Written exercise => Go through the records and extract every line with the word "data".

Records supplied =>
________________________________________

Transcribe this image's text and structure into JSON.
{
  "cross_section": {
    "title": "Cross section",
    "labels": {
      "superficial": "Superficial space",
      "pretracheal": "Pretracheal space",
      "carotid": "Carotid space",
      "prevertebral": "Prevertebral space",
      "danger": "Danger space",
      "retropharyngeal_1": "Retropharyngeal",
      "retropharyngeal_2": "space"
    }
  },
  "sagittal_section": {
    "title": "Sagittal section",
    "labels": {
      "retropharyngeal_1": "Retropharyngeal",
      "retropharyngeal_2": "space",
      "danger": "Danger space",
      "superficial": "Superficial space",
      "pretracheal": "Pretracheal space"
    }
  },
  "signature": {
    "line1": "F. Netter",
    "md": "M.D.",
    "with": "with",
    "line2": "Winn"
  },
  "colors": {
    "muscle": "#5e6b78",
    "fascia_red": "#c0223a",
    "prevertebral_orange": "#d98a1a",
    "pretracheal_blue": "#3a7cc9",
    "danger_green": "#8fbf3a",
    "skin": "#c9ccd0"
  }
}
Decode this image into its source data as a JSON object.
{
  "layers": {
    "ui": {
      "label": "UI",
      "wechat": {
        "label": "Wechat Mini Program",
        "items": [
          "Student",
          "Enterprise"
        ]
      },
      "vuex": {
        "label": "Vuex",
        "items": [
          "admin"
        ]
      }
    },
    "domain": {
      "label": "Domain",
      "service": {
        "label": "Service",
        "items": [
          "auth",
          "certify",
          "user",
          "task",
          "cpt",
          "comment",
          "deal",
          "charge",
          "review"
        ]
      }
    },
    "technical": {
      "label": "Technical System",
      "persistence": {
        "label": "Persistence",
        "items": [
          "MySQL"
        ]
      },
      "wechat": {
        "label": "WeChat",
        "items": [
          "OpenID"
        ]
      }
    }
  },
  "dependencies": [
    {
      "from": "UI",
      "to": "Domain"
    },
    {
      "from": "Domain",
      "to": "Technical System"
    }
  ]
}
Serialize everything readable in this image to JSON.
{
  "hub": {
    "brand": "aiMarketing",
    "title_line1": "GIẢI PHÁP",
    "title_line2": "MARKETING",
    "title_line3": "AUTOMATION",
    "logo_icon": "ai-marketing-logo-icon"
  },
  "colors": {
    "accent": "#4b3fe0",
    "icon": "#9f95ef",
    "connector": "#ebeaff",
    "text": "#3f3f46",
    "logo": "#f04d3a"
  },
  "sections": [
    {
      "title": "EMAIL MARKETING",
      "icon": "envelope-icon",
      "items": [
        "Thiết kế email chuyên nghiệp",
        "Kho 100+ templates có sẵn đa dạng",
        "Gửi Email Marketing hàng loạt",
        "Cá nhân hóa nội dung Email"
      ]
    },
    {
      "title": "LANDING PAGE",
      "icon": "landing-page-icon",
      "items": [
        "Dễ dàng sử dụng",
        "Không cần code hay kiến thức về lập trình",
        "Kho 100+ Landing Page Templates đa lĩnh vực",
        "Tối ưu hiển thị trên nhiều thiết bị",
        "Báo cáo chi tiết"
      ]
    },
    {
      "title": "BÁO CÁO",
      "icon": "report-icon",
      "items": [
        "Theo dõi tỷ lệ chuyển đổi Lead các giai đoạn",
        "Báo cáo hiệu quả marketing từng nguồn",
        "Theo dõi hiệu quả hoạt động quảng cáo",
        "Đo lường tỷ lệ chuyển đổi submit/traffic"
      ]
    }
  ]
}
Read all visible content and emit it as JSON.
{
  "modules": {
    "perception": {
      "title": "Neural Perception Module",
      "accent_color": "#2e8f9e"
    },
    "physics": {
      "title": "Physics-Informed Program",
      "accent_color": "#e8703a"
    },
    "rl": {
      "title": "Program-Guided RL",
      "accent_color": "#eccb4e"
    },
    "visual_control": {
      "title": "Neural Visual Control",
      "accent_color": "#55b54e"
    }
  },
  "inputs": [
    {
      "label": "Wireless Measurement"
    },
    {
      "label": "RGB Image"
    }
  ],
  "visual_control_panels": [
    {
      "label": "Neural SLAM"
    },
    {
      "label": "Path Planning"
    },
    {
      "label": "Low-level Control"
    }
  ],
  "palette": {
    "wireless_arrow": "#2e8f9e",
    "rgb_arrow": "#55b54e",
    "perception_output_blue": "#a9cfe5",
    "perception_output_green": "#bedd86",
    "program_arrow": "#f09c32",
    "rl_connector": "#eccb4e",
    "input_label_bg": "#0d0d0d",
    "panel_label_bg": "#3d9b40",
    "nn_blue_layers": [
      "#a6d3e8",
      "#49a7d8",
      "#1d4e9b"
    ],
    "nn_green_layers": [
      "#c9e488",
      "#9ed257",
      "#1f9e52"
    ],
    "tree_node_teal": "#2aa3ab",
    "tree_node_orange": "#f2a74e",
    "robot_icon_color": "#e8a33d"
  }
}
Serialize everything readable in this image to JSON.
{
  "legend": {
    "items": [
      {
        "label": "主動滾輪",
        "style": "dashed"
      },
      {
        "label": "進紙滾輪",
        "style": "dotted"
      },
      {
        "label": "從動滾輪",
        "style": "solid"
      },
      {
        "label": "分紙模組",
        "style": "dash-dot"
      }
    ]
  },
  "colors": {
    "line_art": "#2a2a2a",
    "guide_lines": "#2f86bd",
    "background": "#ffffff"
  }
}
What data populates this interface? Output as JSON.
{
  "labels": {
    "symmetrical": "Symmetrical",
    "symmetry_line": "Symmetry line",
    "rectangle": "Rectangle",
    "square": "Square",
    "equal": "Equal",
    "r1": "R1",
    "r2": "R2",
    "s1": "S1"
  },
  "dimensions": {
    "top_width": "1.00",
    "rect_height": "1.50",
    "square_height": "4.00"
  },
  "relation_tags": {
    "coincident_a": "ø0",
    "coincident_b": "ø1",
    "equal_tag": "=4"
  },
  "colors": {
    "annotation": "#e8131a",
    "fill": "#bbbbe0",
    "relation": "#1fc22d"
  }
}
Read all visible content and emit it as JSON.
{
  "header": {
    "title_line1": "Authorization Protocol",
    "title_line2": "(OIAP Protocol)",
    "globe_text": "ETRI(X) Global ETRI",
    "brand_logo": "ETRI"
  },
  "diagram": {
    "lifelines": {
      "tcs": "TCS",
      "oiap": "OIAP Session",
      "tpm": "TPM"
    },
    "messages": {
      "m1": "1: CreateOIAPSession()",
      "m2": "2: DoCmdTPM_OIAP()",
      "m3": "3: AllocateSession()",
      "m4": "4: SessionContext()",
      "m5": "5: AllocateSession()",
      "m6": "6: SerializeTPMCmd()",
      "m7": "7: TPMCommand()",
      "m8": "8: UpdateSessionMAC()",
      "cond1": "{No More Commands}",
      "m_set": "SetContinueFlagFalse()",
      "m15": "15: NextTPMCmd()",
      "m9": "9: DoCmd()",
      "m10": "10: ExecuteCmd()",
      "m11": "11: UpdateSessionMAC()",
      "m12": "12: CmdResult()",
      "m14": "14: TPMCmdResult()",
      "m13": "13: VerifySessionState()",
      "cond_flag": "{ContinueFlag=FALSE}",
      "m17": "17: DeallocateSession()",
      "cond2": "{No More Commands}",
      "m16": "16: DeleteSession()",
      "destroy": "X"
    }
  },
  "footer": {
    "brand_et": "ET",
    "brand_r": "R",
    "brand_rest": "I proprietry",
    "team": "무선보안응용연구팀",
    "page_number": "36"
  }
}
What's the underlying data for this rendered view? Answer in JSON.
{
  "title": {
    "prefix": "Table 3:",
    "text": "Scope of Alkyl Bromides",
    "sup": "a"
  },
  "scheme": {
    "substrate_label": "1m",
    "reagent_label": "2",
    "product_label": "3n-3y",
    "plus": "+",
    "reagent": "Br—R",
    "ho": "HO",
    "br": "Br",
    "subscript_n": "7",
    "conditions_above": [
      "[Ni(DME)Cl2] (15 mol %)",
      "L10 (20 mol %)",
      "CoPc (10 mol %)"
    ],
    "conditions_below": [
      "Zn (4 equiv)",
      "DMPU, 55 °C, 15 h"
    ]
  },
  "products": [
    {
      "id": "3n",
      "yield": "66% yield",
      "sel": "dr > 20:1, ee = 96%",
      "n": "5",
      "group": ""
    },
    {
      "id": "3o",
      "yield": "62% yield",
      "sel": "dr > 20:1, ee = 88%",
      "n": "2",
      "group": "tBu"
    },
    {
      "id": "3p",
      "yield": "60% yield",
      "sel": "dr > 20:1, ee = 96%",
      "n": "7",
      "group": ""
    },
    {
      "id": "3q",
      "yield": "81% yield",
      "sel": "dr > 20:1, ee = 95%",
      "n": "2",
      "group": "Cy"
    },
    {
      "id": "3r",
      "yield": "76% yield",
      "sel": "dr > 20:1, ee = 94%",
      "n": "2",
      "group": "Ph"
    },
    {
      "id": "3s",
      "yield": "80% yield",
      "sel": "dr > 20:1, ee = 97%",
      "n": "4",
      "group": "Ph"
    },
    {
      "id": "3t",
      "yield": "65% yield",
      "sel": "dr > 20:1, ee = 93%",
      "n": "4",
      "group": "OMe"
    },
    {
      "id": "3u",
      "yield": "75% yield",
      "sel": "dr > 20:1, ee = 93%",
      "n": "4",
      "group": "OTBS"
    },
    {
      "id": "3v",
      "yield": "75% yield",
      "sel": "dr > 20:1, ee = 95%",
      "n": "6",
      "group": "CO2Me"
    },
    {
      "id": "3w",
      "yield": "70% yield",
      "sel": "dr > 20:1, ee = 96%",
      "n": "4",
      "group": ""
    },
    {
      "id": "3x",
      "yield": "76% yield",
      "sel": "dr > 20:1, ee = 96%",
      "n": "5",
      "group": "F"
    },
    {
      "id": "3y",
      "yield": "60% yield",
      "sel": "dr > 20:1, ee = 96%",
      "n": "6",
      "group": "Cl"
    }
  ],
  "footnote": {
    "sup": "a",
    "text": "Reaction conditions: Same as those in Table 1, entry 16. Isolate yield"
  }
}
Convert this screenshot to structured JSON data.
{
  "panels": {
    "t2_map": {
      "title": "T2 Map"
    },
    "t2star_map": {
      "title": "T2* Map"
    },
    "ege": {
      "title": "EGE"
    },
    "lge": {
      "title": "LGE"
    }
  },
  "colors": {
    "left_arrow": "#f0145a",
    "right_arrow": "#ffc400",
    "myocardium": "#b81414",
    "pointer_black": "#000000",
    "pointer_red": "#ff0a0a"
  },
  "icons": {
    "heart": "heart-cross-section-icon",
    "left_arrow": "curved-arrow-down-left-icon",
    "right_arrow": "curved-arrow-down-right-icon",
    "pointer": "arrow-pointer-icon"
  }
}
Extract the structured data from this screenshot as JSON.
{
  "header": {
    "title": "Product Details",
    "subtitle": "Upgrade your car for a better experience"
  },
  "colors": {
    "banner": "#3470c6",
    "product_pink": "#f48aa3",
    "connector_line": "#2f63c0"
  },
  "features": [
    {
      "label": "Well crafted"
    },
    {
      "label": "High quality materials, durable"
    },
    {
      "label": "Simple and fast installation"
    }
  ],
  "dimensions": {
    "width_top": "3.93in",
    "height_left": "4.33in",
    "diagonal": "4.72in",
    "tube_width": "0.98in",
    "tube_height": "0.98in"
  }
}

________________________________________

Output of the task =>
Decode this image into its source data as a JSON object.
What data populates this interface? Output as JSON.
What's the underlying data for this rendered view? Answer in JSON.
Convert this screenshot to structured JSON data.
Extract the structured data from this screenshot as JSON.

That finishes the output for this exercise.